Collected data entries
★ ★ ★
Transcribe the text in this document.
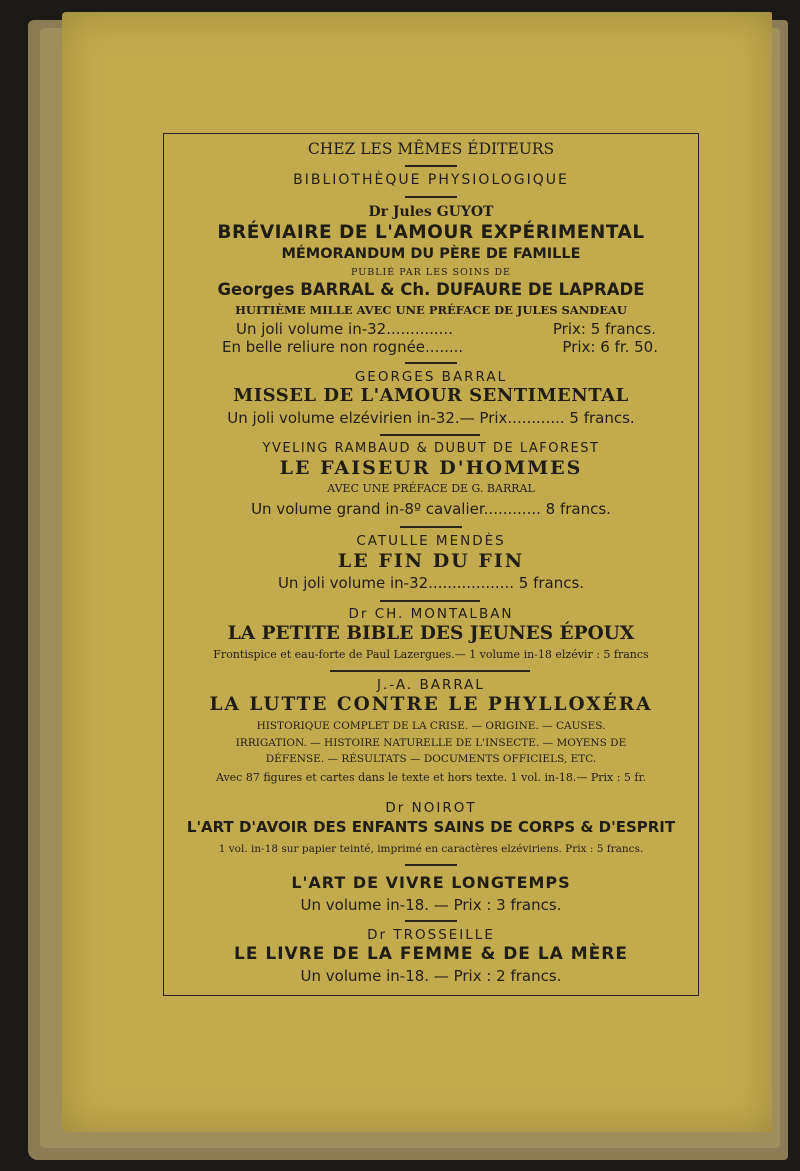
CHEZ LES MÊMES ÉDITEURS
BIBLIOTHÈQUE PHYSIOLOGIQUE
Dr Jules GUYOT
BRÉVIAIRE DE L'AMOUR EXPÉRIMENTAL
MÉMORANDUM DU PÈRE DE FAMILLE
PUBLIÉ PAR LES SOINS DE
Georges BARRAL & Ch. DUFAURE DE LAPRADE
HUITIÈME MILLE AVEC UNE PRÉFACE DE JULES SANDEAU
Un joli volume in-32..............	Prix: 5 francs.
En belle reliure non rognée........	Prix: 6 fr. 50.
GEORGES BARRAL
MISSEL DE L'AMOUR SENTIMENTAL
Un joli volume elzévirien in-32.— Prix............ 5 francs.
YVELING RAMBAUD & DUBUT DE LAFOREST
LE FAISEUR D'HOMMES
AVEC UNE PRÉFACE DE G. BARRAL
Un volume grand in-8º cavalier............ 8 francs.
CATULLE MENDÈS
LE FIN DU FIN
Un joli volume in-32.................. 5 francs.
Dr CH. MONTALBAN
LA PETITE BIBLE DES JEUNES ÉPOUX
Frontispice et eau-forte de Paul Lazergues.— 1 volume in-18 elzévir : 5 francs
J.-A. BARRAL
LA LUTTE CONTRE LE PHYLLOXÉRA
HISTORIQUE COMPLET DE LA CRISE. — ORIGINE. — CAUSES.
IRRIGATION. — HISTOIRE NATURELLE DE L'INSECTE. — MOYENS DE
DÉFENSE. — RÉSULTATS — DOCUMENTS OFFICIELS, ETC.
Avec 87 figures et cartes dans le texte et hors texte. 1 vol. in-18.— Prix : 5 fr.
Dr NOIROT
L'ART D'AVOIR DES ENFANTS SAINS DE CORPS & D'ESPRIT
1 vol. in-18 sur papier teinté, imprimé en caractères elzéviriens. Prix : 5 francs.
L'ART DE VIVRE LONGTEMPS
Un volume in-18. — Prix : 3 francs.
Dr TROSSEILLE
LE LIVRE DE LA FEMME & DE LA MÈRE
Un volume in-18. — Prix : 2 francs.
★ ★ ★
EXERCISE DESCRIPTION:
Copy each line of the data above that holds "Prix".

RESPONSE:
Un joli volume in-32..............	Prix: 5 francs.
En belle reliure non rognée........	Prix: 6 fr. 50.
Un joli volume elzévirien in-32.— Prix............ 5 francs.
Avec 87 figures et cartes dans le texte et hors texte. 1 vol. in-18.— Prix : 5 fr.
1 vol. in-18 sur papier teinté, imprimé en caractères elzéviriens. Prix : 5 francs.
Un volume in-18. — Prix : 3 francs.
Un volume in-18. — Prix : 2 francs.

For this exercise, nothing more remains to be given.